### Given passage:
So it looks like the function returns only 4 possible values -- 0, 1, linkEditOffset, or linkEditOffset+1. Can't you use 0, 1, 2, 3 instead?

int3 marked 18 inline comments as done.Apr 1 2020, 4:06 PM
int3 added inline comments.
lld/MachO/Writer.cpp
121

The types appear in the next two lines... is it really necessary to repeat them here?

I did a quick grep, it seems that lld/ELF tends to use explicit types for pairs, but lld/COFF seems to favor auto.

226

as mentioned in the comment below, this is likely sharable with a similar function in lld/ELF... I can factor it out now to make the 2nd parameter actually useful

248–250

The idea is to make it easily extensible -- there may be other special sections that we want to order before the __LINKEDIT sections.

int3 updated this revision to Diff 254337.Apr 1 2020, 4:24 PM

address comments

int3 planned changes to this revision.Apr 1 2020, 7:48 PM
int3 marked an inline comment as done.
int3 updated this revision to Diff 254403.Apr 1 2020, 8:11 PM

update

int3 marked an inline comment as done.Apr 1 2020, 8:12 PM
int3 added inline comments.
lld/MachO/Writer.cpp
226

On second thought, I don't think that really needs to be a standalone function at all. Simplified things...

ruiu added inline comments.Apr 1 2020, 8:12 PM
lld/MachO/Writer.cpp
248–250

Got it, but I don't think you have to prepare this tiny function for future extension. You can just make it return 0,1,2,3 and then in a later change when you actually need to use linkEditOffset, you can start returning linkEditOffset and linkEditOffset+1.

Nice, I *really* like this design of representing all these special segments as synthetic sections.

@ruiu, how does this look to you now?

lld/MachO/InputSection.h
38

isHidden implies you *don't* emit the header, right? I'd clarify that in the comment.

40

Same here, since you *wouldn't* omit it if isNeeded.

lld/MachO/OutputSegment.cpp
20

Same comment here about logic based on section names, though I'm not sure if doing it differently would end up cleaner.

38

Hmm, what's up with the vec.empty() condition? Doesn't that mean numNonHiddenSections will only ever be 0 or 1, depending on if the first section addSection was called on for a particular segment was hidden or not?

lld/MachO/OutputSegment.h
35

Looks like this one still needs to be addressed?

35

ld64 commonly checks segment or section names and takes particular actions based on that name. I'm not a fan of that design, personally, since it ties a lot of logic to those names. Having named constants for the names is a big improvement already, but I'm wondering if there's any way to design this that would sidestep the issue altogether.

For example, we could have a property of an OutputSegment like alwaysNeeded, which would be set for the linkEdit segment at its point of creation. Alternatively, we could have a LinkEditSegment override of OutputSegment which overrides isNeeded. The point would be to try to represent properties of the segment as attributes or subclasses, instead of computing them based on the name.

### The request:
Render this sentence from the code review thread in Spanish: "I'm not a fan of that design, personally, since it ties a lot of logic to those names."

### Collected material:
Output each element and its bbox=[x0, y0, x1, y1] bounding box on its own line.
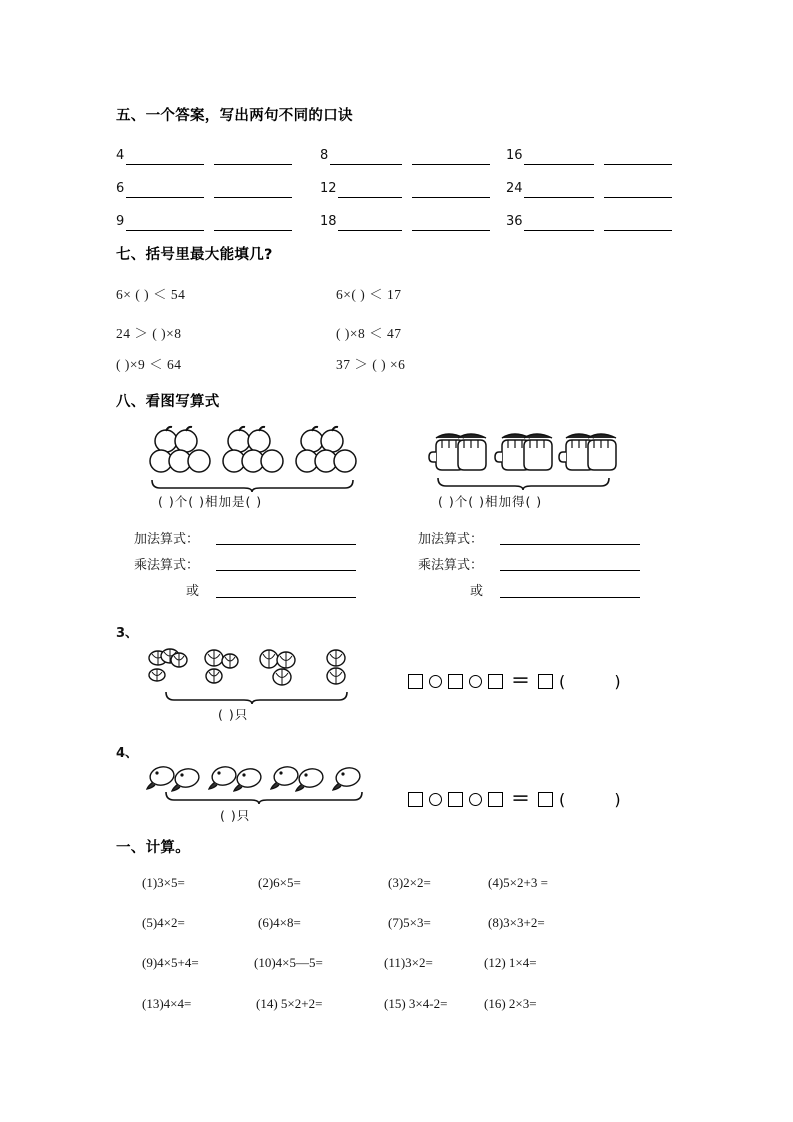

### Exercise output:
Personalmente, no me gusta ese diseño, ya que vincula mucha lógica a esos nombres.